--- DATA SUPPLIED ---

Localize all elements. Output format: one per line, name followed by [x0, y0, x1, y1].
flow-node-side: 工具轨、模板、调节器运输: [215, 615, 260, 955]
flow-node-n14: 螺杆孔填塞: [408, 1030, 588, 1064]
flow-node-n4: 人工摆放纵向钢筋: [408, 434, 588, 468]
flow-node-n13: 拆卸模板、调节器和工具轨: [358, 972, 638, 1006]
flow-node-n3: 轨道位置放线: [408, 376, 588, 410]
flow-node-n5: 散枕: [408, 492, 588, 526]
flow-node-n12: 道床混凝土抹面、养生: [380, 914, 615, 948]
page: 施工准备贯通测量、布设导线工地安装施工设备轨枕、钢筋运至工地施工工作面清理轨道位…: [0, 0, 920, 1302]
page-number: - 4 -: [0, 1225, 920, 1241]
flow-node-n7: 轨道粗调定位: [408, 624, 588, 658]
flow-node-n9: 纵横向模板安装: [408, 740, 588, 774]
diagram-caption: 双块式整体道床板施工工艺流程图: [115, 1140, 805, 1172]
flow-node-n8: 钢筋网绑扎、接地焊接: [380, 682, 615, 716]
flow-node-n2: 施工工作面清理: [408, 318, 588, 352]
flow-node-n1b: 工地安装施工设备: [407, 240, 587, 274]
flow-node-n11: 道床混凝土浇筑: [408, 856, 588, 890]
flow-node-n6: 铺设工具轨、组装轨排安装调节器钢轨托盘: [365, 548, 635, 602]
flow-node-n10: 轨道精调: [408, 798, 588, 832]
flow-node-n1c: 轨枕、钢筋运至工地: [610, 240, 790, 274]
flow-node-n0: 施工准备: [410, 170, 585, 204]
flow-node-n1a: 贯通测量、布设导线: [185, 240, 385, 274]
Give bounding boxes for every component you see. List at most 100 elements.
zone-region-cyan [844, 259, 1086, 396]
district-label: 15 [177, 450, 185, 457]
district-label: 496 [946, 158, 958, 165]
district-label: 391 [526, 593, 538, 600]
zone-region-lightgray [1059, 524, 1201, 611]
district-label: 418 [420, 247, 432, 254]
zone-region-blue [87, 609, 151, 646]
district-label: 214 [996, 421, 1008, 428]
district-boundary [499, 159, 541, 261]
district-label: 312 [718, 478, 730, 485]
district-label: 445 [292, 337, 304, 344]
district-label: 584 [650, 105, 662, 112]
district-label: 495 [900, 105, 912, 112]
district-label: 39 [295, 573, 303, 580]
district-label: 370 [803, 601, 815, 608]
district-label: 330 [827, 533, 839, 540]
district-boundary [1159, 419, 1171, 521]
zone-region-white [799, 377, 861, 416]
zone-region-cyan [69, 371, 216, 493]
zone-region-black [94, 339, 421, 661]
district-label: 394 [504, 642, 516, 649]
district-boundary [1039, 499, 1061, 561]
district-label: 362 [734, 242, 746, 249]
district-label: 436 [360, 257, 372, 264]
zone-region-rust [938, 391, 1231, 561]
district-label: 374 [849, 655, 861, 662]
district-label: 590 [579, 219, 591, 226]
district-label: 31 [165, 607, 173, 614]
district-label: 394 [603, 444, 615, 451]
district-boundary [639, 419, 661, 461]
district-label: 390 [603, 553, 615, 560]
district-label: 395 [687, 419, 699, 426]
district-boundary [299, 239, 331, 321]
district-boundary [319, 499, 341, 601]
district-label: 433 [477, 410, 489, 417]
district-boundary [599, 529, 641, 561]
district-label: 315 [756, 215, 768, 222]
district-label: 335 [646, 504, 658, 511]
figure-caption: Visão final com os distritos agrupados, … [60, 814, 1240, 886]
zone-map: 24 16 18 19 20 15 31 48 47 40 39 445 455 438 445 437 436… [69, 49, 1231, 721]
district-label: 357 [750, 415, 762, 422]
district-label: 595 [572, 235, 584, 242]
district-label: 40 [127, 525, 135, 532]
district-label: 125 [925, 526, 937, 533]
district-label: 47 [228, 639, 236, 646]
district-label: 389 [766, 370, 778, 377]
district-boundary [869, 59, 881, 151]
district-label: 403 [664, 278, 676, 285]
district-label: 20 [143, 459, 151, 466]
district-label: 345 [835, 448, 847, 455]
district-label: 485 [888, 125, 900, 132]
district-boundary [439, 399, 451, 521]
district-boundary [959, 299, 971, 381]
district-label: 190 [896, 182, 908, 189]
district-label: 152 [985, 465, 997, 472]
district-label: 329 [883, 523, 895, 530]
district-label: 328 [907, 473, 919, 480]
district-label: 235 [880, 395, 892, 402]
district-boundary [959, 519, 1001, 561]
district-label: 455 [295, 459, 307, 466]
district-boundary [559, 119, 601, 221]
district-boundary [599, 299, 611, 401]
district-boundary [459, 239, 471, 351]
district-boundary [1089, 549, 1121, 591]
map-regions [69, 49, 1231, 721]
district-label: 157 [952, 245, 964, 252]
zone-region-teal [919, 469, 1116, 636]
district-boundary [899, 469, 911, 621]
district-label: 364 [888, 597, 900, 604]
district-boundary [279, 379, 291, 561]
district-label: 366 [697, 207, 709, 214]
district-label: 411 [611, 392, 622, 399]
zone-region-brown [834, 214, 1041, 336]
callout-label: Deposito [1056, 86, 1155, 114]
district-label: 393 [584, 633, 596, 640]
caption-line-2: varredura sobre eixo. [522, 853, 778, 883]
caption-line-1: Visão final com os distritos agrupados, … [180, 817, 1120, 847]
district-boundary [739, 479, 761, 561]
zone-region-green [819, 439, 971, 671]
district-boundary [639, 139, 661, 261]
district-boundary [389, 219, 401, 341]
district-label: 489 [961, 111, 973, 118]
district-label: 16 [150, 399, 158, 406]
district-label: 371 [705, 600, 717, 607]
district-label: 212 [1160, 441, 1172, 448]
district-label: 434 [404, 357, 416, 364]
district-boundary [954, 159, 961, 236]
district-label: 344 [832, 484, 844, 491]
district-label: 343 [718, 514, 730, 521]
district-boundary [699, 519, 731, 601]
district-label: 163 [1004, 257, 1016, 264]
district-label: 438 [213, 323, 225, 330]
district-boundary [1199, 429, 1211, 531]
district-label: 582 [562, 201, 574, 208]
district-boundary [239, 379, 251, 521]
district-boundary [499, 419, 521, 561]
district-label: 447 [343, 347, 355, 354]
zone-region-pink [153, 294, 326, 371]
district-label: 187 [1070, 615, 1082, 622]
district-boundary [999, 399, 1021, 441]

---

**PROMPT**
Rewrite each of the items above, replacing "elements" with "objects" wherever it occurs and leaving everything else unchanged.

**TASK RESPONSE**
Localize all objects. Output format: one per line, name followed by [x0, y0, x1, y1].
flow-node-side: 工具轨、模板、调节器运输: [215, 615, 260, 955]
flow-node-n14: 螺杆孔填塞: [408, 1030, 588, 1064]
flow-node-n4: 人工摆放纵向钢筋: [408, 434, 588, 468]
flow-node-n13: 拆卸模板、调节器和工具轨: [358, 972, 638, 1006]
flow-node-n3: 轨道位置放线: [408, 376, 588, 410]
flow-node-n5: 散枕: [408, 492, 588, 526]
flow-node-n12: 道床混凝土抹面、养生: [380, 914, 615, 948]
page: 施工准备贯通测量、布设导线工地安装施工设备轨枕、钢筋运至工地施工工作面清理轨道位…: [0, 0, 920, 1302]
page-number: - 4 -: [0, 1225, 920, 1241]
flow-node-n7: 轨道粗调定位: [408, 624, 588, 658]
flow-node-n9: 纵横向模板安装: [408, 740, 588, 774]
diagram-caption: 双块式整体道床板施工工艺流程图: [115, 1140, 805, 1172]
flow-node-n8: 钢筋网绑扎、接地焊接: [380, 682, 615, 716]
flow-node-n2: 施工工作面清理: [408, 318, 588, 352]
flow-node-n1b: 工地安装施工设备: [407, 240, 587, 274]
flow-node-n11: 道床混凝土浇筑: [408, 856, 588, 890]
flow-node-n6: 铺设工具轨、组装轨排安装调节器钢轨托盘: [365, 548, 635, 602]
flow-node-n10: 轨道精调: [408, 798, 588, 832]
flow-node-n1c: 轨枕、钢筋运至工地: [610, 240, 790, 274]
flow-node-n0: 施工准备: [410, 170, 585, 204]
flow-node-n1a: 贯通测量、布设导线: [185, 240, 385, 274]
Give bounding boxes for every component you see. List at most 100 objects.
zone-region-cyan [844, 259, 1086, 396]
district-label: 15 [177, 450, 185, 457]
district-label: 496 [946, 158, 958, 165]
district-label: 391 [526, 593, 538, 600]
zone-region-lightgray [1059, 524, 1201, 611]
district-label: 418 [420, 247, 432, 254]
zone-region-blue [87, 609, 151, 646]
district-label: 214 [996, 421, 1008, 428]
district-boundary [499, 159, 541, 261]
district-label: 312 [718, 478, 730, 485]
district-label: 445 [292, 337, 304, 344]
district-label: 584 [650, 105, 662, 112]
district-label: 495 [900, 105, 912, 112]
district-label: 39 [295, 573, 303, 580]
district-label: 370 [803, 601, 815, 608]
district-label: 330 [827, 533, 839, 540]
district-boundary [1159, 419, 1171, 521]
zone-region-white [799, 377, 861, 416]
zone-region-cyan [69, 371, 216, 493]
zone-region-black [94, 339, 421, 661]
district-label: 394 [504, 642, 516, 649]
district-boundary [1039, 499, 1061, 561]
district-label: 362 [734, 242, 746, 249]
district-label: 436 [360, 257, 372, 264]
zone-region-rust [938, 391, 1231, 561]
district-label: 374 [849, 655, 861, 662]
district-label: 590 [579, 219, 591, 226]
district-label: 31 [165, 607, 173, 614]
district-label: 394 [603, 444, 615, 451]
district-boundary [639, 419, 661, 461]
district-label: 390 [603, 553, 615, 560]
district-label: 395 [687, 419, 699, 426]
district-boundary [299, 239, 331, 321]
district-boundary [319, 499, 341, 601]
district-label: 433 [477, 410, 489, 417]
district-boundary [599, 529, 641, 561]
district-label: 315 [756, 215, 768, 222]
district-label: 335 [646, 504, 658, 511]
figure-caption: Visão final com os distritos agrupados, … [60, 814, 1240, 886]
zone-map: 24 16 18 19 20 15 31 48 47 40 39 445 455 438 445 437 436… [69, 49, 1231, 721]
district-label: 357 [750, 415, 762, 422]
district-label: 595 [572, 235, 584, 242]
district-label: 40 [127, 525, 135, 532]
district-label: 125 [925, 526, 937, 533]
district-label: 47 [228, 639, 236, 646]
district-label: 389 [766, 370, 778, 377]
district-boundary [869, 59, 881, 151]
district-label: 403 [664, 278, 676, 285]
district-label: 20 [143, 459, 151, 466]
district-label: 345 [835, 448, 847, 455]
district-label: 485 [888, 125, 900, 132]
district-boundary [439, 399, 451, 521]
district-boundary [959, 299, 971, 381]
district-label: 190 [896, 182, 908, 189]
district-label: 152 [985, 465, 997, 472]
district-label: 329 [883, 523, 895, 530]
district-label: 328 [907, 473, 919, 480]
district-label: 235 [880, 395, 892, 402]
district-boundary [959, 519, 1001, 561]
district-label: 455 [295, 459, 307, 466]
district-boundary [559, 119, 601, 221]
district-boundary [599, 299, 611, 401]
district-boundary [459, 239, 471, 351]
district-boundary [1089, 549, 1121, 591]
map-regions [69, 49, 1231, 721]
district-label: 157 [952, 245, 964, 252]
zone-region-teal [919, 469, 1116, 636]
district-boundary [899, 469, 911, 621]
district-label: 364 [888, 597, 900, 604]
district-boundary [279, 379, 291, 561]
district-label: 366 [697, 207, 709, 214]
district-label: 411 [611, 392, 622, 399]
zone-region-brown [834, 214, 1041, 336]
callout-label: Deposito [1056, 86, 1155, 114]
district-label: 393 [584, 633, 596, 640]
caption-line-2: varredura sobre eixo. [522, 853, 778, 883]
caption-line-1: Visão final com os distritos agrupados, … [180, 817, 1120, 847]
district-boundary [739, 479, 761, 561]
zone-region-green [819, 439, 971, 671]
district-boundary [639, 139, 661, 261]
district-boundary [389, 219, 401, 341]
district-label: 489 [961, 111, 973, 118]
district-label: 16 [150, 399, 158, 406]
district-label: 371 [705, 600, 717, 607]
district-label: 212 [1160, 441, 1172, 448]
district-label: 434 [404, 357, 416, 364]
district-boundary [954, 159, 961, 236]
district-label: 344 [832, 484, 844, 491]
district-label: 343 [718, 514, 730, 521]
district-boundary [699, 519, 731, 601]
district-label: 163 [1004, 257, 1016, 264]
district-label: 438 [213, 323, 225, 330]
district-boundary [1199, 429, 1211, 531]
district-label: 582 [562, 201, 574, 208]
district-boundary [239, 379, 251, 521]
district-boundary [499, 419, 521, 561]
district-label: 447 [343, 347, 355, 354]
zone-region-pink [153, 294, 326, 371]
district-label: 187 [1070, 615, 1082, 622]
district-boundary [999, 399, 1021, 441]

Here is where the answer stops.